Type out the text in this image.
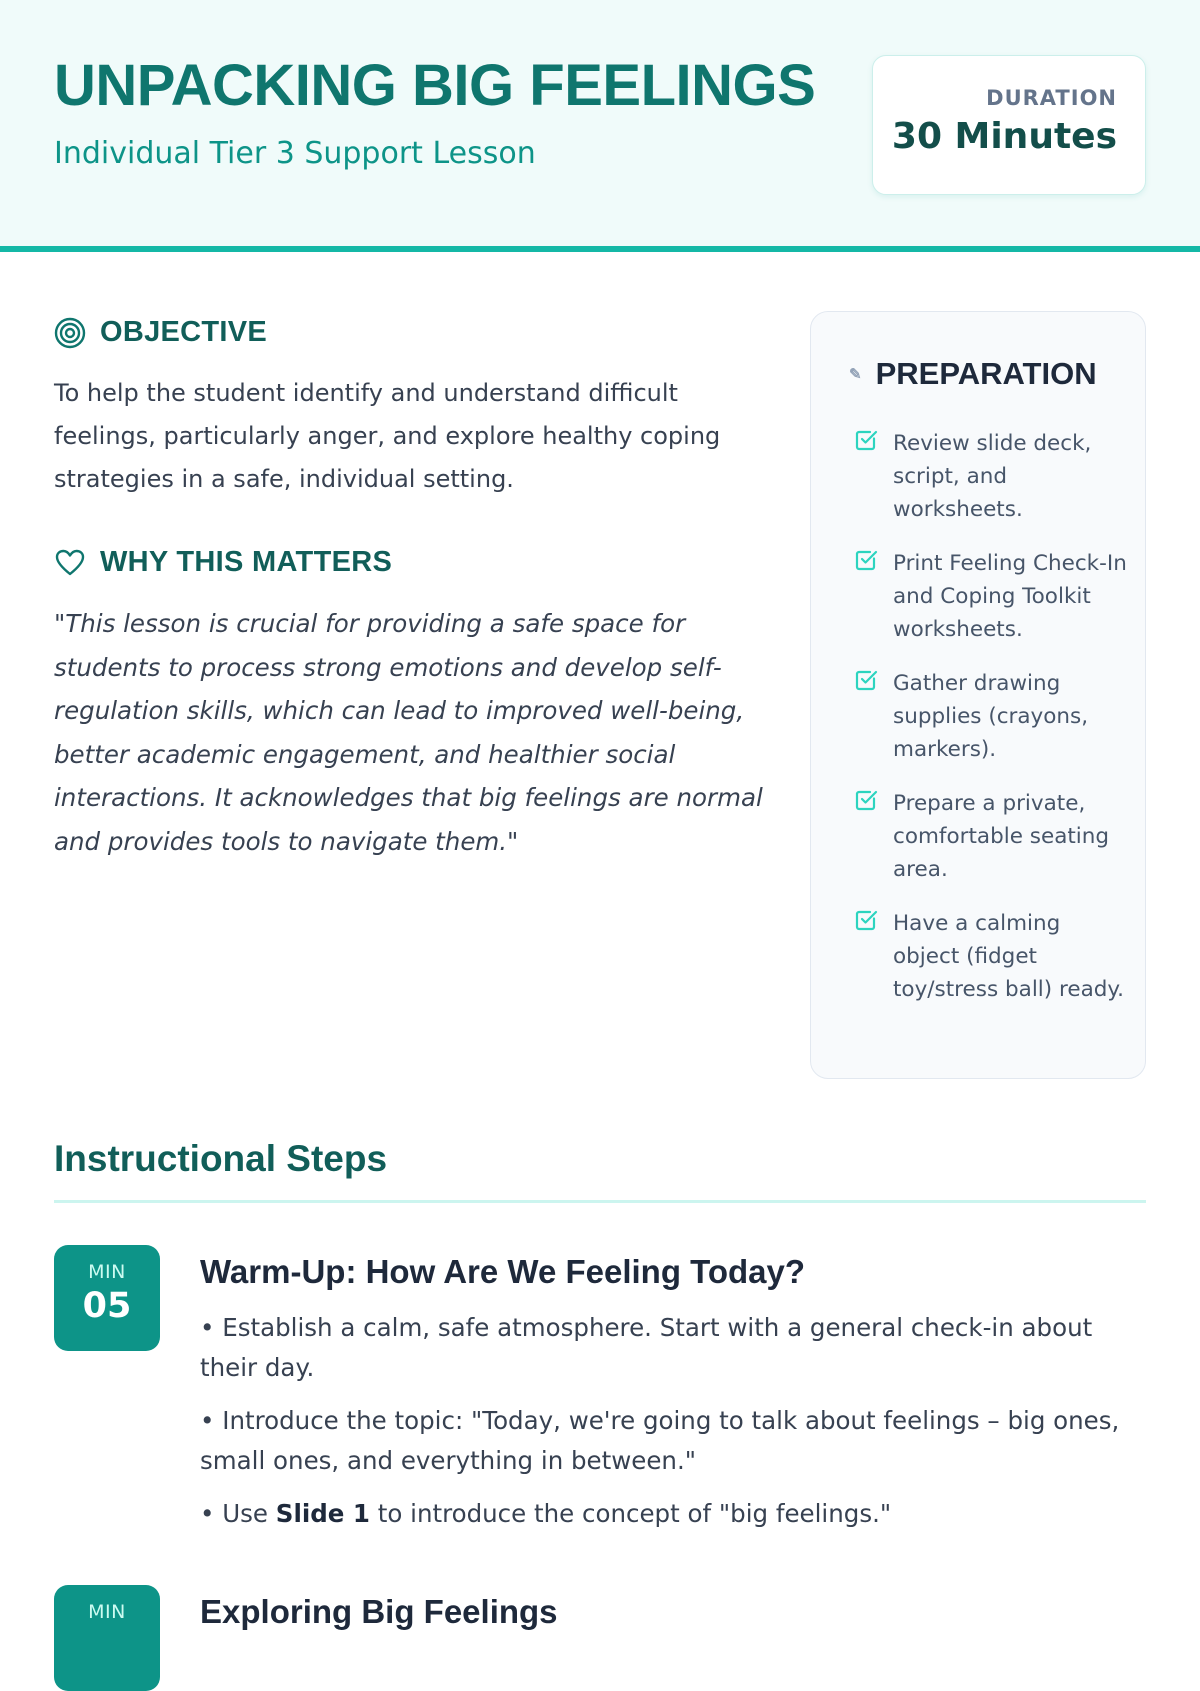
UNPACKING BIG FEELINGS
Individual Tier 3 Support Lesson
DURATION
30 Minutes
OBJECTIVE
To help the student identify and understand difficult feelings, particularly anger, and explore healthy coping strategies in a safe, individual setting.
WHY THIS MATTERS
"This lesson is crucial for providing a safe space for students to process strong emotions and develop self-regulation skills, which can lead to improved well-being, better academic engagement, and healthier social interactions. It acknowledges that big feelings are normal and provides tools to navigate them."
✎ PREPARATION
Review slide deck, script, and worksheets.
Print Feeling Check-In and Coping Toolkit worksheets.
Gather drawing supplies (crayons, markers).
Prepare a private, comfortable seating area.
Have a calming object (fidget toy/stress ball) ready.
Instructional Steps
MIN
05
Warm-Up: How Are We Feeling Today?
• Establish a calm, safe atmosphere. Start with a general check-in about their day.
• Introduce the topic: "Today, we're going to talk about feelings – big ones, small ones, and everything in between."
• Use Slide 1 to introduce the concept of "big feelings."
MIN	Exploring Big Feelings
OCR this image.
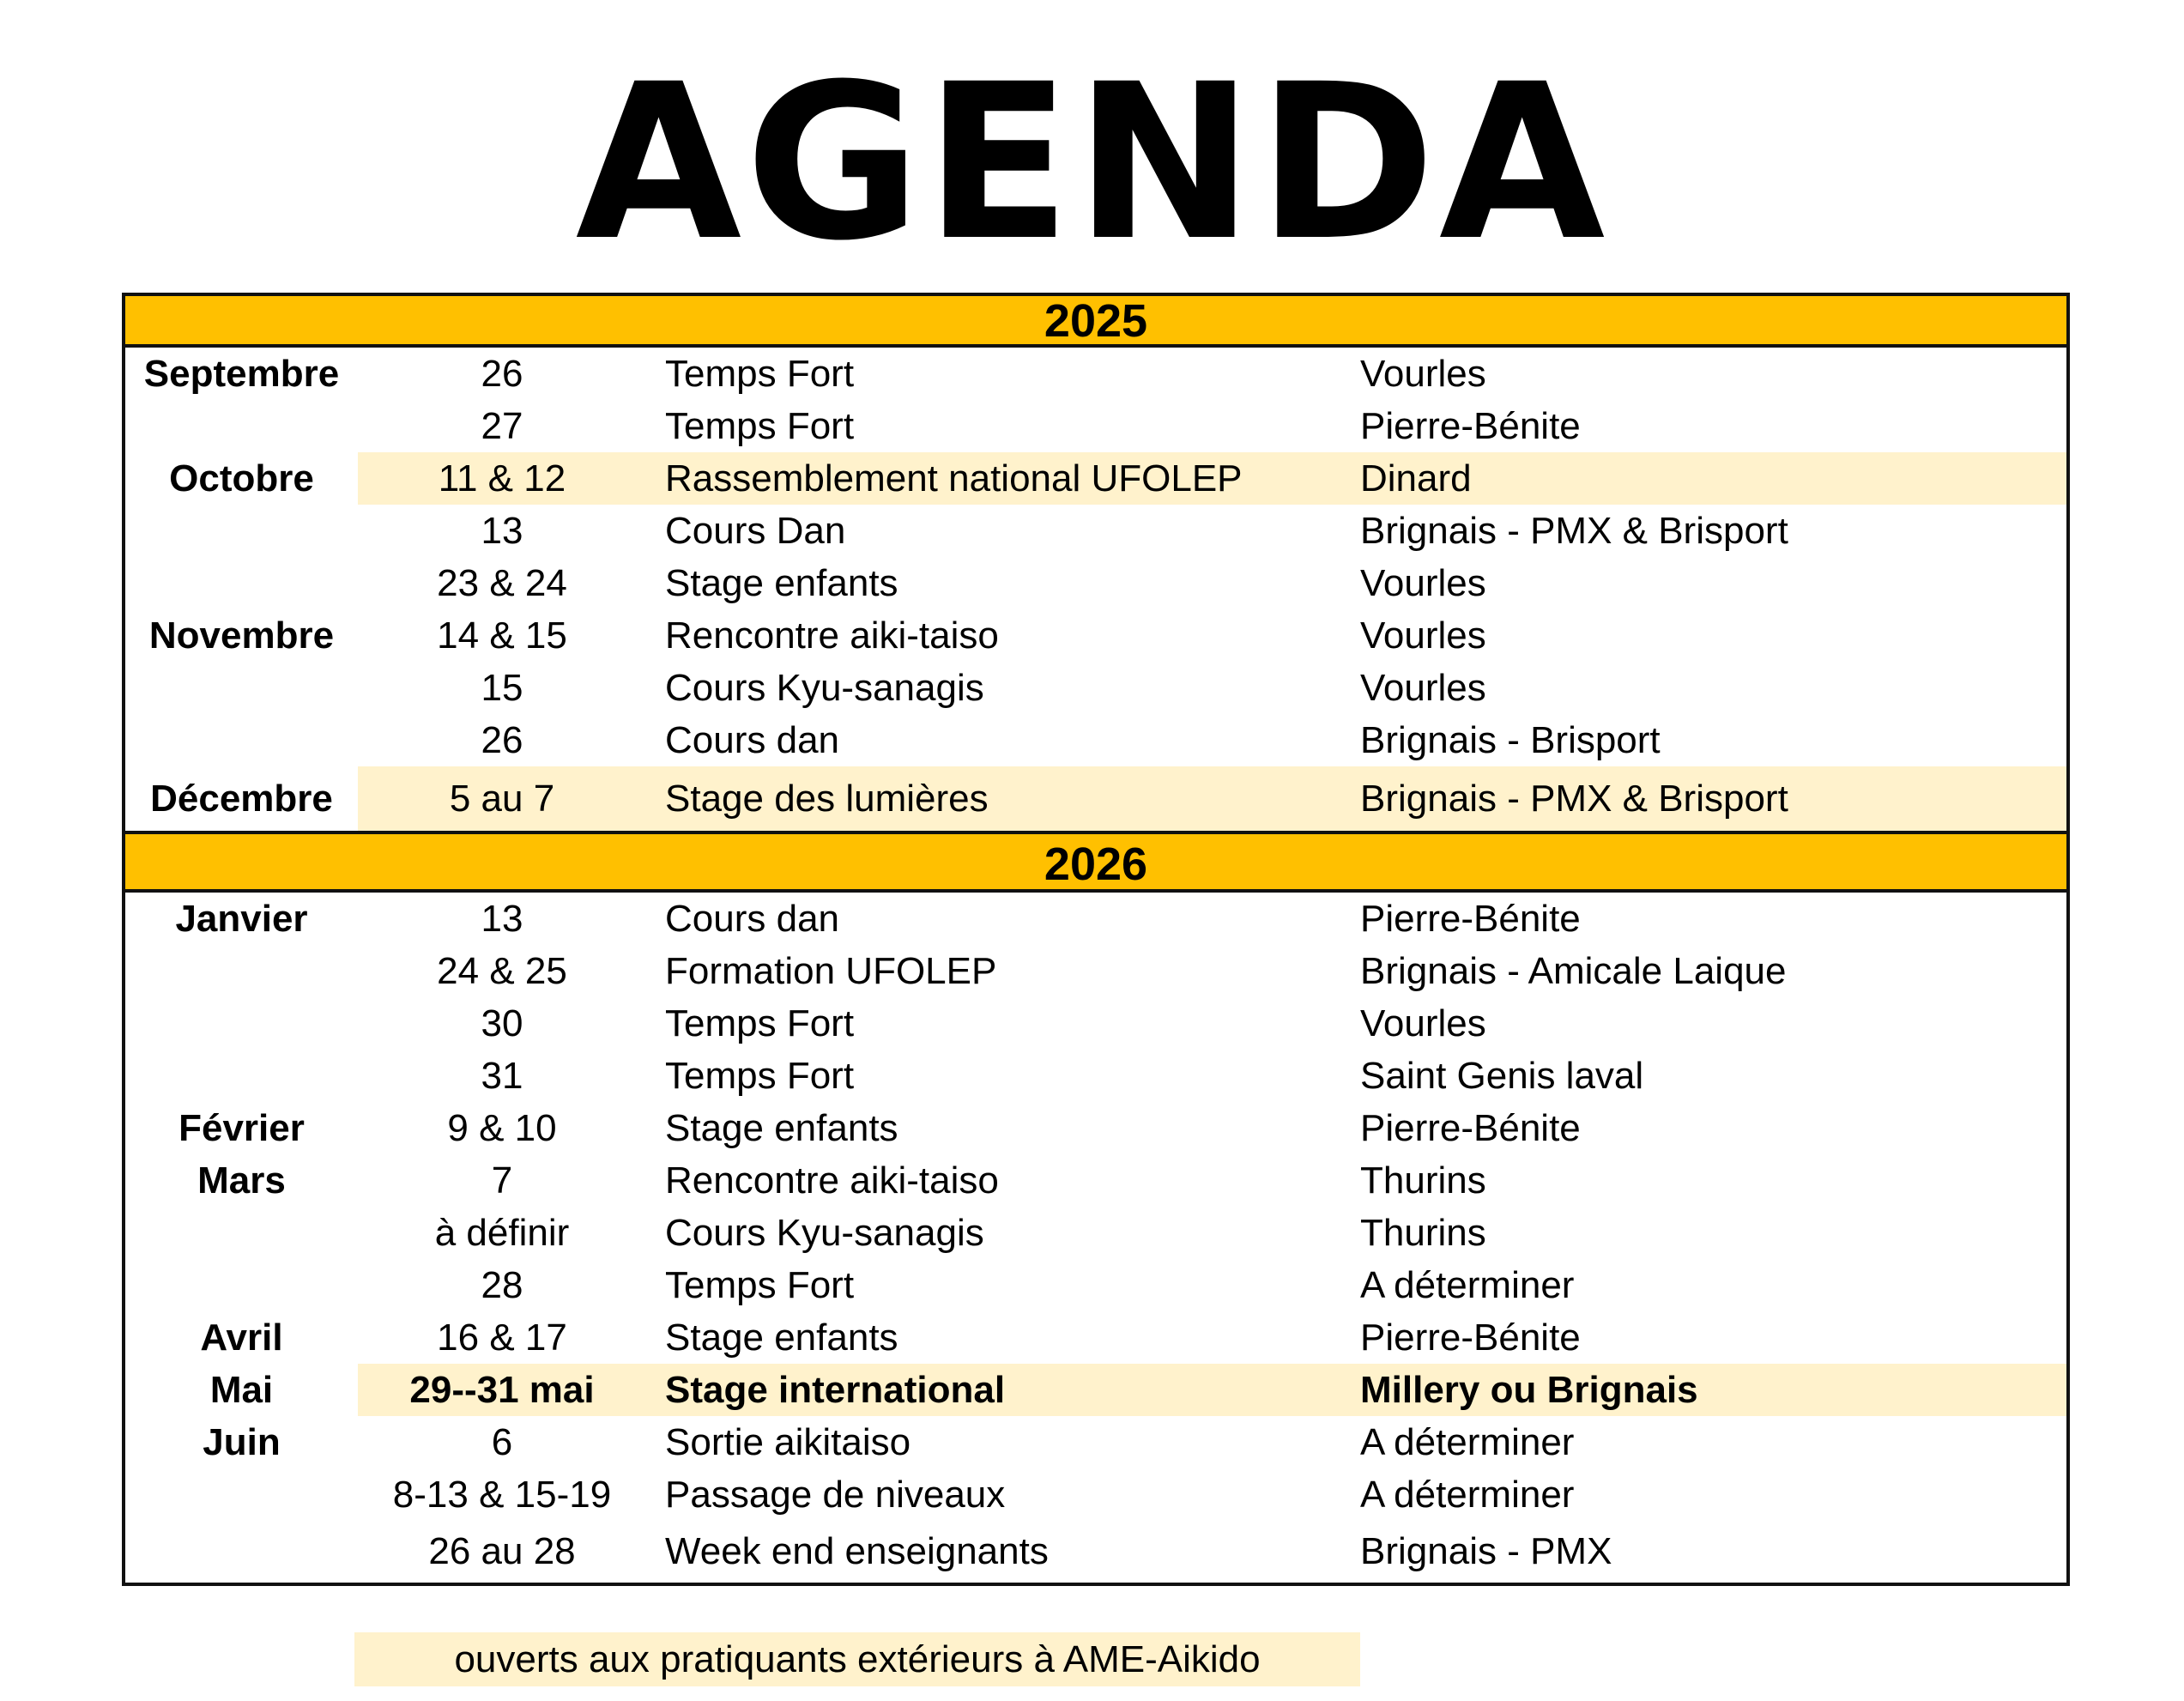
AGENDA
2025
Septembre	26	Temps Fort	Vourles
27	Temps Fort	Pierre-Bénite
Octobre	11 & 12	Rassemblement national UFOLEP	Dinard
13	Cours Dan	Brignais - PMX & Brisport
23 & 24	Stage enfants	Vourles
Novembre	14 & 15	Rencontre aiki-taiso	Vourles
15	Cours Kyu-sanagis	Vourles
26	Cours dan	Brignais - Brisport
Décembre	5 au 7	Stage des lumières	Brignais - PMX & Brisport
2026
Janvier	13	Cours dan	Pierre-Bénite
24 & 25	Formation UFOLEP	Brignais - Amicale Laique
30	Temps Fort	Vourles
31	Temps Fort	Saint Genis laval
Février	9 & 10	Stage enfants	Pierre-Bénite
Mars	7	Rencontre aiki-taiso	Thurins
à définir	Cours Kyu-sanagis	Thurins
28	Temps Fort	A déterminer
Avril	16 & 17	Stage enfants	Pierre-Bénite
Mai	29--31 mai	Stage international	Millery ou Brignais
Juin	6	Sortie aikitaiso	A déterminer
8-13 & 15-19	Passage de niveaux	A déterminer
26 au 28	Week end enseignants	Brignais - PMX
ouverts aux pratiquants extérieurs à AME-Aikido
####
◆ **DESCRIPTION OF THE TASK**
Omitting all images, retype each line of the records precisely.

◆ **OUTPUT OF THE TASK**
Type out the text in this image.
UNPACKING BIG FEELINGS
Individual Tier 3 Support Lesson
DURATION
30 Minutes
OBJECTIVE
To help the student identify and understand difficult feelings, particularly anger, and explore healthy coping strategies in a safe, individual setting.
WHY THIS MATTERS
"This lesson is crucial for providing a safe space for students to process strong emotions and develop self-regulation skills, which can lead to improved well-being, better academic engagement, and healthier social interactions. It acknowledges that big feelings are normal and provides tools to navigate them."
✎ PREPARATION
Review slide deck, script, and worksheets.
Print Feeling Check-In and Coping Toolkit worksheets.
Gather drawing supplies (crayons, markers).
Prepare a private, comfortable seating area.
Have a calming object (fidget toy/stress ball) ready.
Instructional Steps
MIN
05
Warm-Up: How Are We Feeling Today?
• Establish a calm, safe atmosphere. Start with a general check-in about their day.
• Introduce the topic: "Today, we're going to talk about feelings – big ones, small ones, and everything in between."
• Use Slide 1 to introduce the concept of "big feelings."
MIN	Exploring Big Feelings
OCR this image.
AGENDA
2025
Septembre	26	Temps Fort	Vourles
27	Temps Fort	Pierre-Bénite
Octobre	11 & 12	Rassemblement national UFOLEP	Dinard
13	Cours Dan	Brignais - PMX & Brisport
23 & 24	Stage enfants	Vourles
Novembre	14 & 15	Rencontre aiki-taiso	Vourles
15	Cours Kyu-sanagis	Vourles
26	Cours dan	Brignais - Brisport
Décembre	5 au 7	Stage des lumières	Brignais - PMX & Brisport
2026
Janvier	13	Cours dan	Pierre-Bénite
24 & 25	Formation UFOLEP	Brignais - Amicale Laique
30	Temps Fort	Vourles
31	Temps Fort	Saint Genis laval
Février	9 & 10	Stage enfants	Pierre-Bénite
Mars	7	Rencontre aiki-taiso	Thurins
à définir	Cours Kyu-sanagis	Thurins
28	Temps Fort	A déterminer
Avril	16 & 17	Stage enfants	Pierre-Bénite
Mai	29--31 mai	Stage international	Millery ou Brignais
Juin	6	Sortie aikitaiso	A déterminer
8-13 & 15-19	Passage de niveaux	A déterminer
26 au 28	Week end enseignants	Brignais - PMX
ouverts aux pratiquants extérieurs à AME-Aikido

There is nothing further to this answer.